*PROBLEM STATEMENT*.
Extract all of the entries and set them down verbatim.

[Data entries]
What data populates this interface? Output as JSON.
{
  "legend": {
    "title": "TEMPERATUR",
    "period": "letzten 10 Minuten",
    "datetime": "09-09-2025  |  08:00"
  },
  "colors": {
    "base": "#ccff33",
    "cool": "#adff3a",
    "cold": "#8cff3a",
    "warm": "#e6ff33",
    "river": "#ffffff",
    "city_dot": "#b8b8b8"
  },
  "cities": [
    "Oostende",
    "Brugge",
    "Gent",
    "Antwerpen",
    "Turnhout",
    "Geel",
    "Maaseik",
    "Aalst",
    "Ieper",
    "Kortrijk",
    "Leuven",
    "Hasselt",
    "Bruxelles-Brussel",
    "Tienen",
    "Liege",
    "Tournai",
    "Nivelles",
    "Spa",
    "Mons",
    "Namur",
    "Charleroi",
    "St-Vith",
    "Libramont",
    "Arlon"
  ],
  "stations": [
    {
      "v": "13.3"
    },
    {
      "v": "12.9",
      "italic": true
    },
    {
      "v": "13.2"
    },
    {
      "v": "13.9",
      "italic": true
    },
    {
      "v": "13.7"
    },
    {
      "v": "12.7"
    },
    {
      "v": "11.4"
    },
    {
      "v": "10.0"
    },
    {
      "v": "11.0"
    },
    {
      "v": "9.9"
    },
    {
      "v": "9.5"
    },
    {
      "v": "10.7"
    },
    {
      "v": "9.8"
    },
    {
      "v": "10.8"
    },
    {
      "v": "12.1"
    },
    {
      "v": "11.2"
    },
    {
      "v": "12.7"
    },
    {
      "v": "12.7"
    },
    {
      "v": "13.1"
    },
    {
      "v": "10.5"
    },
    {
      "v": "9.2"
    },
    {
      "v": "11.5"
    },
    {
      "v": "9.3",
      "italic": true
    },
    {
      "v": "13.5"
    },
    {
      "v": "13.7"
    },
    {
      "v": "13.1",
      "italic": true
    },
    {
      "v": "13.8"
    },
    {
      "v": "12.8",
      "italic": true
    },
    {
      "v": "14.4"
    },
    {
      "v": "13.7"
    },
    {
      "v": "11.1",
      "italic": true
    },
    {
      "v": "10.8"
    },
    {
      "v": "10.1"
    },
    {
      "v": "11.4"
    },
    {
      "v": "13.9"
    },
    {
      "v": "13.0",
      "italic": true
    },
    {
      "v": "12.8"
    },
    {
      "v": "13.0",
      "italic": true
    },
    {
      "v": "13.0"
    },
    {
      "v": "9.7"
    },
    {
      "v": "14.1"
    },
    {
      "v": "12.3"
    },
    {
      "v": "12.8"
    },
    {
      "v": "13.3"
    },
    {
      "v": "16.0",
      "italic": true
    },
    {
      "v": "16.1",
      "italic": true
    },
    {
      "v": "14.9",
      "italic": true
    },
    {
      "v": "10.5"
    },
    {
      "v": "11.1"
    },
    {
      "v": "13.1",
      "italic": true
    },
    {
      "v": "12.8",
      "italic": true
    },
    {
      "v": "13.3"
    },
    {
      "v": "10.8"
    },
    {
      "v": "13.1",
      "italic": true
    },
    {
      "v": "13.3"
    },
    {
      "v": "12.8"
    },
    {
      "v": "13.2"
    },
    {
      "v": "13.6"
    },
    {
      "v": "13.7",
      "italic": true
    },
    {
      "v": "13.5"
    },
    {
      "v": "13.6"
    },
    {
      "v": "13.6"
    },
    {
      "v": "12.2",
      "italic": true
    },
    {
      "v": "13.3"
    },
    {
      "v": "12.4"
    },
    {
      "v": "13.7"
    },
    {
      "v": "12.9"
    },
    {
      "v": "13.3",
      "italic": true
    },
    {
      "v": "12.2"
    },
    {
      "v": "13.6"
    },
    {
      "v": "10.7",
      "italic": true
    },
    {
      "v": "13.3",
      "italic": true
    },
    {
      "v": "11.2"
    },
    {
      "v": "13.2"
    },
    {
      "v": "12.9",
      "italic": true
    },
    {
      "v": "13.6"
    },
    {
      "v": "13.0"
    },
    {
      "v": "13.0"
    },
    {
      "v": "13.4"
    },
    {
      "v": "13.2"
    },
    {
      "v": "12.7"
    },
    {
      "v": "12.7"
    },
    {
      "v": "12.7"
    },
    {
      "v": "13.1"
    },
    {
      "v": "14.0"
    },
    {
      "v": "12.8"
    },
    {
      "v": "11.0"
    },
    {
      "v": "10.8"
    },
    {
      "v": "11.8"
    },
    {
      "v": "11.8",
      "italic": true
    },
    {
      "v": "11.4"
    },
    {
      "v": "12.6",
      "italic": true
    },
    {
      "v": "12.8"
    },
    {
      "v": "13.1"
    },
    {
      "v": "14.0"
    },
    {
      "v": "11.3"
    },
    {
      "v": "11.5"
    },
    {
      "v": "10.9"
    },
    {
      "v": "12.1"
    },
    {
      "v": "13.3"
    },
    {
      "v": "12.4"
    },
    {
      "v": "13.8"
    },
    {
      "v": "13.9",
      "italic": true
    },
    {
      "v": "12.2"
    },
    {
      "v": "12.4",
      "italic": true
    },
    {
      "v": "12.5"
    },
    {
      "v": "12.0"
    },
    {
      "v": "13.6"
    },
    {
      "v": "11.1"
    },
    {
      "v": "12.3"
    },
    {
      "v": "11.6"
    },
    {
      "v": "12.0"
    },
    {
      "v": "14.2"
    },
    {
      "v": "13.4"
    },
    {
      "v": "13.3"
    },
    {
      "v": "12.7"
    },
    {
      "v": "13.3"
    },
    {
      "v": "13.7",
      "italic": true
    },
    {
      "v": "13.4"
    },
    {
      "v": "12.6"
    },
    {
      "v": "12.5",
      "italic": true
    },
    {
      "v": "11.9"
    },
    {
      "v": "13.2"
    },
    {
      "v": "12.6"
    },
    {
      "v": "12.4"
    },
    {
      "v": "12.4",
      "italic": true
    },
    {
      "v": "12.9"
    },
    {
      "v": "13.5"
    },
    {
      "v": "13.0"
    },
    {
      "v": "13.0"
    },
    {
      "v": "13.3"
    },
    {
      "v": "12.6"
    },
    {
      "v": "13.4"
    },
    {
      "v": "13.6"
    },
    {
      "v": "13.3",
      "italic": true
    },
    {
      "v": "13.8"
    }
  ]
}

*PROBLEM SOLUTION*.
What data populates this interface? Output as JSON.
{
  "legend": {
    "title": "TEMPERATUR",
    "period": "letzten 10 Minuten",
    "datetime": "09-09-2025  |  08:00"
  },
  "colors": {
    "base": "#ccff33",
    "cool": "#adff3a",
    "cold": "#8cff3a",
    "warm": "#e6ff33",
    "river": "#ffffff",
    "city_dot": "#b8b8b8"
  },
  "cities": [
    "Oostende",
    "Brugge",
    "Gent",
    "Antwerpen",
    "Turnhout",
    "Geel",
    "Maaseik",
    "Aalst",
    "Ieper",
    "Kortrijk",
    "Leuven",
    "Hasselt",
    "Bruxelles-Brussel",
    "Tienen",
    "Liege",
    "Tournai",
    "Nivelles",
    "Spa",
    "Mons",
    "Namur",
    "Charleroi",
    "St-Vith",
    "Libramont",
    "Arlon"
  ],
  "stations": [
    {
      "v": "13.3"
    },
    {
      "v": "12.9",
      "italic": true
    },
    {
      "v": "13.2"
    },
    {
      "v": "13.9",
      "italic": true
    },
    {
      "v": "13.7"
    },
    {
      "v": "12.7"
    },
    {
      "v": "11.4"
    },
    {
      "v": "10.0"
    },
    {
      "v": "11.0"
    },
    {
      "v": "9.9"
    },
    {
      "v": "9.5"
    },
    {
      "v": "10.7"
    },
    {
      "v": "9.8"
    },
    {
      "v": "10.8"
    },
    {
      "v": "12.1"
    },
    {
      "v": "11.2"
    },
    {
      "v": "12.7"
    },
    {
      "v": "12.7"
    },
    {
      "v": "13.1"
    },
    {
      "v": "10.5"
    },
    {
      "v": "9.2"
    },
    {
      "v": "11.5"
    },
    {
      "v": "9.3",
      "italic": true
    },
    {
      "v": "13.5"
    },
    {
      "v": "13.7"
    },
    {
      "v": "13.1",
      "italic": true
    },
    {
      "v": "13.8"
    },
    {
      "v": "12.8",
      "italic": true
    },
    {
      "v": "14.4"
    },
    {
      "v": "13.7"
    },
    {
      "v": "11.1",
      "italic": true
    },
    {
      "v": "10.8"
    },
    {
      "v": "10.1"
    },
    {
      "v": "11.4"
    },
    {
      "v": "13.9"
    },
    {
      "v": "13.0",
      "italic": true
    },
    {
      "v": "12.8"
    },
    {
      "v": "13.0",
      "italic": true
    },
    {
      "v": "13.0"
    },
    {
      "v": "9.7"
    },
    {
      "v": "14.1"
    },
    {
      "v": "12.3"
    },
    {
      "v": "12.8"
    },
    {
      "v": "13.3"
    },
    {
      "v": "16.0",
      "italic": true
    },
    {
      "v": "16.1",
      "italic": true
    },
    {
      "v": "14.9",
      "italic": true
    },
    {
      "v": "10.5"
    },
    {
      "v": "11.1"
    },
    {
      "v": "13.1",
      "italic": true
    },
    {
      "v": "12.8",
      "italic": true
    },
    {
      "v": "13.3"
    },
    {
      "v": "10.8"
    },
    {
      "v": "13.1",
      "italic": true
    },
    {
      "v": "13.3"
    },
    {
      "v": "12.8"
    },
    {
      "v": "13.2"
    },
    {
      "v": "13.6"
    },
    {
      "v": "13.7",
      "italic": true
    },
    {
      "v": "13.5"
    },
    {
      "v": "13.6"
    },
    {
      "v": "13.6"
    },
    {
      "v": "12.2",
      "italic": true
    },
    {
      "v": "13.3"
    },
    {
      "v": "12.4"
    },
    {
      "v": "13.7"
    },
    {
      "v": "12.9"
    },
    {
      "v": "13.3",
      "italic": true
    },
    {
      "v": "12.2"
    },
    {
      "v": "13.6"
    },
    {
      "v": "10.7",
      "italic": true
    },
    {
      "v": "13.3",
      "italic": true
    },
    {
      "v": "11.2"
    },
    {
      "v": "13.2"
    },
    {
      "v": "12.9",
      "italic": true
    },
    {
      "v": "13.6"
    },
    {
      "v": "13.0"
    },
    {
      "v": "13.0"
    },
    {
      "v": "13.4"
    },
    {
      "v": "13.2"
    },
    {
      "v": "12.7"
    },
    {
      "v": "12.7"
    },
    {
      "v": "12.7"
    },
    {
      "v": "13.1"
    },
    {
      "v": "14.0"
    },
    {
      "v": "12.8"
    },
    {
      "v": "11.0"
    },
    {
      "v": "10.8"
    },
    {
      "v": "11.8"
    },
    {
      "v": "11.8",
      "italic": true
    },
    {
      "v": "11.4"
    },
    {
      "v": "12.6",
      "italic": true
    },
    {
      "v": "12.8"
    },
    {
      "v": "13.1"
    },
    {
      "v": "14.0"
    },
    {
      "v": "11.3"
    },
    {
      "v": "11.5"
    },
    {
      "v": "10.9"
    },
    {
      "v": "12.1"
    },
    {
      "v": "13.3"
    },
    {
      "v": "12.4"
    },
    {
      "v": "13.8"
    },
    {
      "v": "13.9",
      "italic": true
    },
    {
      "v": "12.2"
    },
    {
      "v": "12.4",
      "italic": true
    },
    {
      "v": "12.5"
    },
    {
      "v": "12.0"
    },
    {
      "v": "13.6"
    },
    {
      "v": "11.1"
    },
    {
      "v": "12.3"
    },
    {
      "v": "11.6"
    },
    {
      "v": "12.0"
    },
    {
      "v": "14.2"
    },
    {
      "v": "13.4"
    },
    {
      "v": "13.3"
    },
    {
      "v": "12.7"
    },
    {
      "v": "13.3"
    },
    {
      "v": "13.7",
      "italic": true
    },
    {
      "v": "13.4"
    },
    {
      "v": "12.6"
    },
    {
      "v": "12.5",
      "italic": true
    },
    {
      "v": "11.9"
    },
    {
      "v": "13.2"
    },
    {
      "v": "12.6"
    },
    {
      "v": "12.4"
    },
    {
      "v": "12.4",
      "italic": true
    },
    {
      "v": "12.9"
    },
    {
      "v": "13.5"
    },
    {
      "v": "13.0"
    },
    {
      "v": "13.0"
    },
    {
      "v": "13.3"
    },
    {
      "v": "12.6"
    },
    {
      "v": "13.4"
    },
    {
      "v": "13.6"
    },
    {
      "v": "13.3",
      "italic": true
    },
    {
      "v": "13.8"
    }
  ]
}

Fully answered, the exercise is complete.